** start Raw records **

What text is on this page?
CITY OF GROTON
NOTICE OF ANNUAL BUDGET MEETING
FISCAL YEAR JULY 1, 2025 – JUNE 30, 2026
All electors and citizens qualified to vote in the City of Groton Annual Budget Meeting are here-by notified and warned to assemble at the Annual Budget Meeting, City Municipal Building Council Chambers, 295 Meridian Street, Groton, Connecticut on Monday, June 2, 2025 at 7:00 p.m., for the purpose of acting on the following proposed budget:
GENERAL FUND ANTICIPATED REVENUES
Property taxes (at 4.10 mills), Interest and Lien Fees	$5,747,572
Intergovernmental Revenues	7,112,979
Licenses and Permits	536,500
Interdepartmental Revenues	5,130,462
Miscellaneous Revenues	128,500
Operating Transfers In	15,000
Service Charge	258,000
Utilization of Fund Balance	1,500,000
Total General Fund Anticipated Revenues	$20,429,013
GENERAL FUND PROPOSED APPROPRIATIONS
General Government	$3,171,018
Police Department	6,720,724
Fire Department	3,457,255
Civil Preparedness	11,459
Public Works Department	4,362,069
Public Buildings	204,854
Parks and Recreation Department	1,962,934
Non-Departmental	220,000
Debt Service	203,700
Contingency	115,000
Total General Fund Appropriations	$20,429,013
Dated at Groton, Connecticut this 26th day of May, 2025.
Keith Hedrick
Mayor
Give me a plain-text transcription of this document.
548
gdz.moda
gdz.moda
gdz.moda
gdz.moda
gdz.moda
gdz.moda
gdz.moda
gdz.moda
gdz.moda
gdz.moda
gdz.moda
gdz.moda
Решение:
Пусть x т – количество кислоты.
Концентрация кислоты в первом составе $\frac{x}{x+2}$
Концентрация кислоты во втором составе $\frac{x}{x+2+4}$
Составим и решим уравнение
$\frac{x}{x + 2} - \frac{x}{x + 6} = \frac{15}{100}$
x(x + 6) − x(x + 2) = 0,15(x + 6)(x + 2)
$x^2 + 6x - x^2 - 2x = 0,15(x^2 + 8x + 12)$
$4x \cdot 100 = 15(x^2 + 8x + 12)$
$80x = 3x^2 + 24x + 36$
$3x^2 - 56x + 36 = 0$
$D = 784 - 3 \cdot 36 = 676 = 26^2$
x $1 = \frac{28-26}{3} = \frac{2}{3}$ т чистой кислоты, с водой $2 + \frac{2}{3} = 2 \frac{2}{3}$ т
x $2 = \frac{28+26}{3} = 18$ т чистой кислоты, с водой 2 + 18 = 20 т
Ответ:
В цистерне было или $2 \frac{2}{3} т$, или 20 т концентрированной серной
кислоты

** end Raw records **

* [Work required]: Every record above must be duplicated exactly.

* [Solution]:
What text is on this page?
CITY OF GROTON
NOTICE OF ANNUAL BUDGET MEETING
FISCAL YEAR JULY 1, 2025 – JUNE 30, 2026
All electors and citizens qualified to vote in the City of Groton Annual Budget Meeting are here-by notified and warned to assemble at the Annual Budget Meeting, City Municipal Building Council Chambers, 295 Meridian Street, Groton, Connecticut on Monday, June 2, 2025 at 7:00 p.m., for the purpose of acting on the following proposed budget:
GENERAL FUND ANTICIPATED REVENUES
Property taxes (at 4.10 mills), Interest and Lien Fees	$5,747,572
Intergovernmental Revenues	7,112,979
Licenses and Permits	536,500
Interdepartmental Revenues	5,130,462
Miscellaneous Revenues	128,500
Operating Transfers In	15,000
Service Charge	258,000
Utilization of Fund Balance	1,500,000
Total General Fund Anticipated Revenues	$20,429,013
GENERAL FUND PROPOSED APPROPRIATIONS
General Government	$3,171,018
Police Department	6,720,724
Fire Department	3,457,255
Civil Preparedness	11,459
Public Works Department	4,362,069
Public Buildings	204,854
Parks and Recreation Department	1,962,934
Non-Departmental	220,000
Debt Service	203,700
Contingency	115,000
Total General Fund Appropriations	$20,429,013
Dated at Groton, Connecticut this 26th day of May, 2025.
Keith Hedrick
Mayor
Give me a plain-text transcription of this document.
548
gdz.moda
gdz.moda
gdz.moda
gdz.moda
gdz.moda
gdz.moda
gdz.moda
gdz.moda
gdz.moda
gdz.moda
gdz.moda
gdz.moda
Решение:
Пусть x т – количество кислоты.
Концентрация кислоты в первом составе $\frac{x}{x+2}$
Концентрация кислоты во втором составе $\frac{x}{x+2+4}$
Составим и решим уравнение
$\frac{x}{x + 2} - \frac{x}{x + 6} = \frac{15}{100}$
x(x + 6) − x(x + 2) = 0,15(x + 6)(x + 2)
$x^2 + 6x - x^2 - 2x = 0,15(x^2 + 8x + 12)$
$4x \cdot 100 = 15(x^2 + 8x + 12)$
$80x = 3x^2 + 24x + 36$
$3x^2 - 56x + 36 = 0$
$D = 784 - 3 \cdot 36 = 676 = 26^2$
x $1 = \frac{28-26}{3} = \frac{2}{3}$ т чистой кислоты, с водой $2 + \frac{2}{3} = 2 \frac{2}{3}$ т
x $2 = \frac{28+26}{3} = 18$ т чистой кислоты, с водой 2 + 18 = 20 т
Ответ:
В цистерне было или $2 \frac{2}{3} т$, или 20 т концентрированной серной
кислоты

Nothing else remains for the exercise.